What you should do: All of the material below is to be retyped exactly.

Records:
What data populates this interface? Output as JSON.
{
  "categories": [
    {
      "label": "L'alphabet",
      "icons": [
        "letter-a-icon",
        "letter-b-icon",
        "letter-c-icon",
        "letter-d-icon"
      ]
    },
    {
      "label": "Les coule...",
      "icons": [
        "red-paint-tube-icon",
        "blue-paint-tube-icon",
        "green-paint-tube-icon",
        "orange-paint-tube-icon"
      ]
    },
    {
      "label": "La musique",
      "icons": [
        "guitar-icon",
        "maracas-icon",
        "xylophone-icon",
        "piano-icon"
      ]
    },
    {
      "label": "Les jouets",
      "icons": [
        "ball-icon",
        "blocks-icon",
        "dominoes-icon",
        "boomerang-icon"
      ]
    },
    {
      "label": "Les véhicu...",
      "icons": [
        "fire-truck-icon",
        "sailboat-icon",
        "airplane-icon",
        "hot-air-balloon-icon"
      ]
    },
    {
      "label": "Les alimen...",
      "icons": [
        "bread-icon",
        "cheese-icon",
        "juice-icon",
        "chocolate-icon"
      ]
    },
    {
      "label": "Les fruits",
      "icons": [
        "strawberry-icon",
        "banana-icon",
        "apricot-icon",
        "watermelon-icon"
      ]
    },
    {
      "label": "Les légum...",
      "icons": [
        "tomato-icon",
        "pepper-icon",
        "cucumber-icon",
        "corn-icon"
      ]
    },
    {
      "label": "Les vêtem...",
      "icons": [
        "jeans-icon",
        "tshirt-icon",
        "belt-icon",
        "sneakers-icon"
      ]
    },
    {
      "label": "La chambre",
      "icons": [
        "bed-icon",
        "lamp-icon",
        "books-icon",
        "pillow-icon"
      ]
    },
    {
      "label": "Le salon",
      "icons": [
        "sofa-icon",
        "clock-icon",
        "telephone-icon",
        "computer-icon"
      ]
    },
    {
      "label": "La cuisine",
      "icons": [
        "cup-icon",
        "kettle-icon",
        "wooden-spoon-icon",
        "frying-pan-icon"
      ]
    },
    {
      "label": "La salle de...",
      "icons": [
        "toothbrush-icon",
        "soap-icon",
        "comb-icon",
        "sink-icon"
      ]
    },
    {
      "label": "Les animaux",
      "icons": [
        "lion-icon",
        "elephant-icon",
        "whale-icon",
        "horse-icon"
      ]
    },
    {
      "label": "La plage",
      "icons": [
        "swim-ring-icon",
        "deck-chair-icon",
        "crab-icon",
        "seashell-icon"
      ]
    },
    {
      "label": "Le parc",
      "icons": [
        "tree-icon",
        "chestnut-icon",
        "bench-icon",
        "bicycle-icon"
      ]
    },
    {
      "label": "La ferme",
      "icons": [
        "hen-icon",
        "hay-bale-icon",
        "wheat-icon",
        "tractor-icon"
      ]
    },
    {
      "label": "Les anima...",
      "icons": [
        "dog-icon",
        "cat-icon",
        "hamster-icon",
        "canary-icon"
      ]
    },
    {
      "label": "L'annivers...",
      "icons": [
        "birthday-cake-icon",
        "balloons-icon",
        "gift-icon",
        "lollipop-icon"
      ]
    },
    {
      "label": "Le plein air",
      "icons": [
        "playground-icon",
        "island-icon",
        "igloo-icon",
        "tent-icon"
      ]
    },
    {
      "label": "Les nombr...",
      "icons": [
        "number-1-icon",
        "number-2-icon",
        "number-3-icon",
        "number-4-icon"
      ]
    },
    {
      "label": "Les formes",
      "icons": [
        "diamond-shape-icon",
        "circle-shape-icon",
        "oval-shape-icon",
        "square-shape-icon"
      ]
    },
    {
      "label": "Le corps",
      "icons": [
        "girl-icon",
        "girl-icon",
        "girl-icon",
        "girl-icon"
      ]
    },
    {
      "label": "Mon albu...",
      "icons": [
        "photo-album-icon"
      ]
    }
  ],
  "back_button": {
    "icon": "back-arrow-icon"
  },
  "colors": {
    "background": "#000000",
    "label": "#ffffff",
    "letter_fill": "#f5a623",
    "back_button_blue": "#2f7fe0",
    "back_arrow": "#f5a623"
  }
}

Answer to this task:
What data populates this interface? Output as JSON.
{
  "categories": [
    {
      "label": "L'alphabet",
      "icons": [
        "letter-a-icon",
        "letter-b-icon",
        "letter-c-icon",
        "letter-d-icon"
      ]
    },
    {
      "label": "Les coule...",
      "icons": [
        "red-paint-tube-icon",
        "blue-paint-tube-icon",
        "green-paint-tube-icon",
        "orange-paint-tube-icon"
      ]
    },
    {
      "label": "La musique",
      "icons": [
        "guitar-icon",
        "maracas-icon",
        "xylophone-icon",
        "piano-icon"
      ]
    },
    {
      "label": "Les jouets",
      "icons": [
        "ball-icon",
        "blocks-icon",
        "dominoes-icon",
        "boomerang-icon"
      ]
    },
    {
      "label": "Les véhicu...",
      "icons": [
        "fire-truck-icon",
        "sailboat-icon",
        "airplane-icon",
        "hot-air-balloon-icon"
      ]
    },
    {
      "label": "Les alimen...",
      "icons": [
        "bread-icon",
        "cheese-icon",
        "juice-icon",
        "chocolate-icon"
      ]
    },
    {
      "label": "Les fruits",
      "icons": [
        "strawberry-icon",
        "banana-icon",
        "apricot-icon",
        "watermelon-icon"
      ]
    },
    {
      "label": "Les légum...",
      "icons": [
        "tomato-icon",
        "pepper-icon",
        "cucumber-icon",
        "corn-icon"
      ]
    },
    {
      "label": "Les vêtem...",
      "icons": [
        "jeans-icon",
        "tshirt-icon",
        "belt-icon",
        "sneakers-icon"
      ]
    },
    {
      "label": "La chambre",
      "icons": [
        "bed-icon",
        "lamp-icon",
        "books-icon",
        "pillow-icon"
      ]
    },
    {
      "label": "Le salon",
      "icons": [
        "sofa-icon",
        "clock-icon",
        "telephone-icon",
        "computer-icon"
      ]
    },
    {
      "label": "La cuisine",
      "icons": [
        "cup-icon",
        "kettle-icon",
        "wooden-spoon-icon",
        "frying-pan-icon"
      ]
    },
    {
      "label": "La salle de...",
      "icons": [
        "toothbrush-icon",
        "soap-icon",
        "comb-icon",
        "sink-icon"
      ]
    },
    {
      "label": "Les animaux",
      "icons": [
        "lion-icon",
        "elephant-icon",
        "whale-icon",
        "horse-icon"
      ]
    },
    {
      "label": "La plage",
      "icons": [
        "swim-ring-icon",
        "deck-chair-icon",
        "crab-icon",
        "seashell-icon"
      ]
    },
    {
      "label": "Le parc",
      "icons": [
        "tree-icon",
        "chestnut-icon",
        "bench-icon",
        "bicycle-icon"
      ]
    },
    {
      "label": "La ferme",
      "icons": [
        "hen-icon",
        "hay-bale-icon",
        "wheat-icon",
        "tractor-icon"
      ]
    },
    {
      "label": "Les anima...",
      "icons": [
        "dog-icon",
        "cat-icon",
        "hamster-icon",
        "canary-icon"
      ]
    },
    {
      "label": "L'annivers...",
      "icons": [
        "birthday-cake-icon",
        "balloons-icon",
        "gift-icon",
        "lollipop-icon"
      ]
    },
    {
      "label": "Le plein air",
      "icons": [
        "playground-icon",
        "island-icon",
        "igloo-icon",
        "tent-icon"
      ]
    },
    {
      "label": "Les nombr...",
      "icons": [
        "number-1-icon",
        "number-2-icon",
        "number-3-icon",
        "number-4-icon"
      ]
    },
    {
      "label": "Les formes",
      "icons": [
        "diamond-shape-icon",
        "circle-shape-icon",
        "oval-shape-icon",
        "square-shape-icon"
      ]
    },
    {
      "label": "Le corps",
      "icons": [
        "girl-icon",
        "girl-icon",
        "girl-icon",
        "girl-icon"
      ]
    },
    {
      "label": "Mon albu...",
      "icons": [
        "photo-album-icon"
      ]
    }
  ],
  "back_button": {
    "icon": "back-arrow-icon"
  },
  "colors": {
    "background": "#000000",
    "label": "#ffffff",
    "letter_fill": "#f5a623",
    "back_button_blue": "#2f7fe0",
    "back_arrow": "#f5a623"
  }
}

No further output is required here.